Items from a dataset

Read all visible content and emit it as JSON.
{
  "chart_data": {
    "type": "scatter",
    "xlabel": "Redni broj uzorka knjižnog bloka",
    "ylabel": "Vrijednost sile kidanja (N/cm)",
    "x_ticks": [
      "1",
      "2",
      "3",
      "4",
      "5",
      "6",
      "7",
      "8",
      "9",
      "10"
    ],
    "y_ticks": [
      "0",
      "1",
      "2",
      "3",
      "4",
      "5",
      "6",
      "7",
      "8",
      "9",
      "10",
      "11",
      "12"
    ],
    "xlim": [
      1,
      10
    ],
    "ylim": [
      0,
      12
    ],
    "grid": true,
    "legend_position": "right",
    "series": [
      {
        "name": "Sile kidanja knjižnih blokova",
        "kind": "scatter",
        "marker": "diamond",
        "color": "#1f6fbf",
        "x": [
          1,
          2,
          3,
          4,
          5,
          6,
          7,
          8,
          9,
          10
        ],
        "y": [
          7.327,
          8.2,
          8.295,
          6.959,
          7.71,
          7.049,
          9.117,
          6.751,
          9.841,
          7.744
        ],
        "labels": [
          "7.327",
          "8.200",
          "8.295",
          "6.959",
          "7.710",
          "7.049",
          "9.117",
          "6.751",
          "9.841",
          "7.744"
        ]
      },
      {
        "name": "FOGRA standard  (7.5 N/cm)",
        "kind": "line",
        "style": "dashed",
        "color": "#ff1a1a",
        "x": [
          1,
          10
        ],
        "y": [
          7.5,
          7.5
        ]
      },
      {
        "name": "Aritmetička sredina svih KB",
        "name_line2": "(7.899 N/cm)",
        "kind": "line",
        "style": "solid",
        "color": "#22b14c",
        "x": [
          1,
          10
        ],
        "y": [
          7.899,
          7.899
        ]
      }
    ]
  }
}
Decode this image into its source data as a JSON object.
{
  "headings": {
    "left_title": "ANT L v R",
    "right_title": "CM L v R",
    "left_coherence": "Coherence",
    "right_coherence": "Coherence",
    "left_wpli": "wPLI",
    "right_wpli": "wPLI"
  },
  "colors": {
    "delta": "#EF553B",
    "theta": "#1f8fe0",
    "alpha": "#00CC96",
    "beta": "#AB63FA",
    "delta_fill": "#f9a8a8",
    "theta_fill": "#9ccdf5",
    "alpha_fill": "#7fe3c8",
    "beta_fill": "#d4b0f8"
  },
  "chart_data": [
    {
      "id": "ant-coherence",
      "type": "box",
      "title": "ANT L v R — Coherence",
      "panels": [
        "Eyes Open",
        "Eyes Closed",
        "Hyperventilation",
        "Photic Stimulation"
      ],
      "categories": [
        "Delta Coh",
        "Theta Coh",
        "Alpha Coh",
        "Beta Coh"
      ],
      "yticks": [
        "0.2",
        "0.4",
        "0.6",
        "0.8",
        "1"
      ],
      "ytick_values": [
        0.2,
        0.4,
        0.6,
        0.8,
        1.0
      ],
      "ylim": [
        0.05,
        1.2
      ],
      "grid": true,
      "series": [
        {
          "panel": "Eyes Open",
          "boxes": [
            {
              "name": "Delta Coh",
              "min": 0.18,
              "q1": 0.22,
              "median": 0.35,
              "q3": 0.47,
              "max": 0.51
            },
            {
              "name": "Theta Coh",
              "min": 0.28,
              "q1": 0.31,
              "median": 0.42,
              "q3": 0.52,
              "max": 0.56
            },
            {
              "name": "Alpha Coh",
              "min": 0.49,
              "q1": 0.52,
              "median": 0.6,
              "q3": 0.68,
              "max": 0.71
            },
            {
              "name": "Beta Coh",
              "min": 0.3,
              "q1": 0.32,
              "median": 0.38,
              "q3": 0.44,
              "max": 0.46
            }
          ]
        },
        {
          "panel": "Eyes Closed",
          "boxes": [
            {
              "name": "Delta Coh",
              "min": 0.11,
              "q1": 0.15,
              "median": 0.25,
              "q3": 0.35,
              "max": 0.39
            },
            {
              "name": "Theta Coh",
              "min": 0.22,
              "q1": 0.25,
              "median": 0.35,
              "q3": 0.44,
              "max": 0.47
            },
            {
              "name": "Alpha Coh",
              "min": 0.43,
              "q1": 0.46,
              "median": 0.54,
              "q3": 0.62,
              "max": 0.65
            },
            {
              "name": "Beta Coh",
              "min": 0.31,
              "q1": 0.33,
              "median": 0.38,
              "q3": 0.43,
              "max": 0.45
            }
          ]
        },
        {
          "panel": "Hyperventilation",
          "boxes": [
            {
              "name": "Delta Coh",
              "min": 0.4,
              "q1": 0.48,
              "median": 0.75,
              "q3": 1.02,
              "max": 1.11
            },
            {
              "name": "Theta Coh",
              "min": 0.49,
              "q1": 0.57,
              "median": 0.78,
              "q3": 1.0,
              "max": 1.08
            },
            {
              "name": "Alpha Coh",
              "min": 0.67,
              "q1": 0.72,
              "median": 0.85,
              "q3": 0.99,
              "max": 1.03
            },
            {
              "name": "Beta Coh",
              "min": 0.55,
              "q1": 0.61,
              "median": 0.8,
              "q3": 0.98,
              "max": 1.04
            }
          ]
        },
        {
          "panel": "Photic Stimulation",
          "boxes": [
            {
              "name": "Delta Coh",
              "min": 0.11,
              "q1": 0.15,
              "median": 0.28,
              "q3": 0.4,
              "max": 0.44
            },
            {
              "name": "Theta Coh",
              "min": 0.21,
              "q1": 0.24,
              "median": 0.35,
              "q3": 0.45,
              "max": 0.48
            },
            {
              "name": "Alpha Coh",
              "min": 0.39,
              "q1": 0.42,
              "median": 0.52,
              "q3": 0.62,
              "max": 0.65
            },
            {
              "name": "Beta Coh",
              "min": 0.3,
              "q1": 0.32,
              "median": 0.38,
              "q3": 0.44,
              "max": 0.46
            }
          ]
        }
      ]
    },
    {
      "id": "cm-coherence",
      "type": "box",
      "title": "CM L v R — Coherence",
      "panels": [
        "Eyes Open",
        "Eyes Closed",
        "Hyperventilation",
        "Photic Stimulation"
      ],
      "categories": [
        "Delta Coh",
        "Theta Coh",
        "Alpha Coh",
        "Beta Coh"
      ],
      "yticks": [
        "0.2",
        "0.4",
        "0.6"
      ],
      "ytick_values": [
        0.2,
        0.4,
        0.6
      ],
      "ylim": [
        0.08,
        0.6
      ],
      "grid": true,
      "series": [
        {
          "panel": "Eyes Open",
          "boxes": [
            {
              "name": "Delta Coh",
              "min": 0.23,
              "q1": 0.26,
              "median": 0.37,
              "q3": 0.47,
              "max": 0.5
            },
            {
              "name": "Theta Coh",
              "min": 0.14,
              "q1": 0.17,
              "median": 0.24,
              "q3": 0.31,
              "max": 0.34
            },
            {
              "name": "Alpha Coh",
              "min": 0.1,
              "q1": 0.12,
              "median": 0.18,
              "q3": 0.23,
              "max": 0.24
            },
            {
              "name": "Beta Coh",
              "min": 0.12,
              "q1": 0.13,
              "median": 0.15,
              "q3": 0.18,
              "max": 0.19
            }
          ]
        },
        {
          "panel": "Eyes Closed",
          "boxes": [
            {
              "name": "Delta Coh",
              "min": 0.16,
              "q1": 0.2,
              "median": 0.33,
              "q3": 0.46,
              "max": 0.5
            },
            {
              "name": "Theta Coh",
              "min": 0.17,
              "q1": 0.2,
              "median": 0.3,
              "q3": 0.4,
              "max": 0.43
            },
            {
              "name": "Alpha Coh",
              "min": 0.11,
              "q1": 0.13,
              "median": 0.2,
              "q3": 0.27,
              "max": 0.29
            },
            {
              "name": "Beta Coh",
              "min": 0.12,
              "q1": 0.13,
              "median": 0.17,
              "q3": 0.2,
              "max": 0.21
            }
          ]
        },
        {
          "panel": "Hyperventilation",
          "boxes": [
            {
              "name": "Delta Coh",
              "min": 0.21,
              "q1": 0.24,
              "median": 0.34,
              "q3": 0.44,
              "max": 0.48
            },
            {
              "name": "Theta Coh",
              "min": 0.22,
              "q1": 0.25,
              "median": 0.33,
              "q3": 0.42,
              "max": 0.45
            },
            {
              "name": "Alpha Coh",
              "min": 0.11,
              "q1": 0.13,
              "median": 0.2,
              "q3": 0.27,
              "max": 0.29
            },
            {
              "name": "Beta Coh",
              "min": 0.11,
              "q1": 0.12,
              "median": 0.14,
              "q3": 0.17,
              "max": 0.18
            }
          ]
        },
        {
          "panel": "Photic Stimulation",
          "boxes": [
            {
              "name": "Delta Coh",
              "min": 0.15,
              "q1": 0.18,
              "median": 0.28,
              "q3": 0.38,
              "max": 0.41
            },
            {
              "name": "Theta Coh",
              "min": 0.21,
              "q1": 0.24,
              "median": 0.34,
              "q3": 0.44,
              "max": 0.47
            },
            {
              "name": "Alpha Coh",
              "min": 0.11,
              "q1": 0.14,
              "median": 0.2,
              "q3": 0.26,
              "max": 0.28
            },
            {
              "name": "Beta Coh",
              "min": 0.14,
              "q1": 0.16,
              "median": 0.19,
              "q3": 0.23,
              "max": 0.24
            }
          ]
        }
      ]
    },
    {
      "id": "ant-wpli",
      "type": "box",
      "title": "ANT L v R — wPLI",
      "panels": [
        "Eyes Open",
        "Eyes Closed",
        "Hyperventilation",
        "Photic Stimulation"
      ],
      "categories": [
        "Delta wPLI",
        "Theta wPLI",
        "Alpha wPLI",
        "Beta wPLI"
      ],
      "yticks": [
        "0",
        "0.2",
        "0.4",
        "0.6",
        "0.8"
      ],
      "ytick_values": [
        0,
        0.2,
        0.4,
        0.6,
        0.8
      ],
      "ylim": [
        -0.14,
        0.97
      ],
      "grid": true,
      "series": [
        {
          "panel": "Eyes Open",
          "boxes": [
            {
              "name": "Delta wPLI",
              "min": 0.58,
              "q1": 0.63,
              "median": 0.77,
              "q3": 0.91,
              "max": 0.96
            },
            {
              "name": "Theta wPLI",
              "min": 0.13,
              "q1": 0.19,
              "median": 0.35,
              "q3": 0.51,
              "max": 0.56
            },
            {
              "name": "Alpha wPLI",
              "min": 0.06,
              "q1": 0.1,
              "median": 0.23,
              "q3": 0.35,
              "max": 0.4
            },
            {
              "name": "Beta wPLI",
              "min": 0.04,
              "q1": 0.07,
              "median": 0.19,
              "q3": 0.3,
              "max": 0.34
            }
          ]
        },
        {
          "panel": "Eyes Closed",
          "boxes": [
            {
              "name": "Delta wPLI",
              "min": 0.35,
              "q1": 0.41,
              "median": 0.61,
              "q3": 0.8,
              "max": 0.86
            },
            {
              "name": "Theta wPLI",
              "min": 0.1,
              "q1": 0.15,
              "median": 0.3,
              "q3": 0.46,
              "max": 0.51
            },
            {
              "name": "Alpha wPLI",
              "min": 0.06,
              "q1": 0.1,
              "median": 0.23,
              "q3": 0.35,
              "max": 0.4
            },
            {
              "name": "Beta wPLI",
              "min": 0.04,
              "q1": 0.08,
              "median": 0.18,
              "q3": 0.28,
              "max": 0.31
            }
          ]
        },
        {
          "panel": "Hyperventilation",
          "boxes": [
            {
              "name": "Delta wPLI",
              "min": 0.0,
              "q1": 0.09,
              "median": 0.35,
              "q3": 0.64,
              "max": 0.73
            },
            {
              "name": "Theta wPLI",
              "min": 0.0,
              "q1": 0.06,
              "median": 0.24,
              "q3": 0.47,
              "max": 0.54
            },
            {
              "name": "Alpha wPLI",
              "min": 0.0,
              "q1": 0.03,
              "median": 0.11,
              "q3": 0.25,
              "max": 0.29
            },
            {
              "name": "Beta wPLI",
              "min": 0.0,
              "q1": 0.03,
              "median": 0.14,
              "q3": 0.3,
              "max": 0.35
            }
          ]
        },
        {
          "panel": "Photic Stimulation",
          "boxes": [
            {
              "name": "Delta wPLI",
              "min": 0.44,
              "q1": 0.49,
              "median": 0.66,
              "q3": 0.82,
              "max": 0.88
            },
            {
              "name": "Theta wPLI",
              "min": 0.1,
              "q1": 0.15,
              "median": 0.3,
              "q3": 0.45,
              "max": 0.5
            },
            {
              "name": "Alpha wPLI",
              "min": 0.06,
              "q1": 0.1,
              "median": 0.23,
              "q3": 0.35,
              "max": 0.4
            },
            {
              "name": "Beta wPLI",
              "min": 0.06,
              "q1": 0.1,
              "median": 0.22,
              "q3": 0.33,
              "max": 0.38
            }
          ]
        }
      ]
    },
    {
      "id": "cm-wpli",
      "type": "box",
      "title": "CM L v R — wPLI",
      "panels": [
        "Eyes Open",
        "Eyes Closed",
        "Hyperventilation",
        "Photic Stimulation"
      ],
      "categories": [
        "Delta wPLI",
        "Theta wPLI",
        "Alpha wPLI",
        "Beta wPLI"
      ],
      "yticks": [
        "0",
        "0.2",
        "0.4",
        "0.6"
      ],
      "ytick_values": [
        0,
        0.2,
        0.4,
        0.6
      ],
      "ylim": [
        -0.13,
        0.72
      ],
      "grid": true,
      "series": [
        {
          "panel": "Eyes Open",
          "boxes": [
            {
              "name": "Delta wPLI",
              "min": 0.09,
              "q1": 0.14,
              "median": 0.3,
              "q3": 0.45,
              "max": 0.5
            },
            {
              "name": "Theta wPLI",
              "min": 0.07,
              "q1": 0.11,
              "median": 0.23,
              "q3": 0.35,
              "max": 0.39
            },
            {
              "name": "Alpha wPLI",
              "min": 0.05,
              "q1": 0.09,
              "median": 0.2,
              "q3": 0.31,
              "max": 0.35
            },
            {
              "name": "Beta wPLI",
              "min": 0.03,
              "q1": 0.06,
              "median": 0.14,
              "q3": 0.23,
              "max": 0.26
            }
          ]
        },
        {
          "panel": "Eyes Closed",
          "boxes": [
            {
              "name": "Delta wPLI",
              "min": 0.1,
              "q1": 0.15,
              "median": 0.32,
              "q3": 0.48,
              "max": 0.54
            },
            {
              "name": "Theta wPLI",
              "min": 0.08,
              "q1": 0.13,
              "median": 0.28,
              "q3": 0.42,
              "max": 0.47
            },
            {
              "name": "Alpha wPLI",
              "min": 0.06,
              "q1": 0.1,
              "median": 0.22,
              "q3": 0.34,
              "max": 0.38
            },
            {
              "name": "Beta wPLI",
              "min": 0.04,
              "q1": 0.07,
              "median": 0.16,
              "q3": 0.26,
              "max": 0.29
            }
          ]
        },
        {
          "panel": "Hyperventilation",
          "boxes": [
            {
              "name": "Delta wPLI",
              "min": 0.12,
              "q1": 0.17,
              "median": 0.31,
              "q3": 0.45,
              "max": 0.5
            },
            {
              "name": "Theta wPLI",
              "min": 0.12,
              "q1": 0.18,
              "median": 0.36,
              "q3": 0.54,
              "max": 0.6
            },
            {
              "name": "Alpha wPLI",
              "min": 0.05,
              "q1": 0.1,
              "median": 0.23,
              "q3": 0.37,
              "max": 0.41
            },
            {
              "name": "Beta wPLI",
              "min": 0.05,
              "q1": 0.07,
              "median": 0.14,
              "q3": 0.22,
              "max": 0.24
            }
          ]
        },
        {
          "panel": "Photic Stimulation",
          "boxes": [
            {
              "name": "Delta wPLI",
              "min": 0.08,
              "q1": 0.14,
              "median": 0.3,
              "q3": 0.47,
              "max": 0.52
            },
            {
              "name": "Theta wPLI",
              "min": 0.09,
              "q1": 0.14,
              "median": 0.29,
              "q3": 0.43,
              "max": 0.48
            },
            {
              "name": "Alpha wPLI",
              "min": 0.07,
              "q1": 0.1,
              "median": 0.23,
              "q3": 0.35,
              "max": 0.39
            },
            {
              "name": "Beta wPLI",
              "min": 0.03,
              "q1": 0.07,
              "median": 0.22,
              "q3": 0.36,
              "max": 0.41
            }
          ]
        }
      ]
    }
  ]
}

EXERCISE REQUIREMENTS
Look through the records and gather each line with the word "kidanja".

FULL SOLUTION
    "ylabel": "Vrijednost sile kidanja (N/cm)",
        "name": "Sile kidanja knjižnih blokova",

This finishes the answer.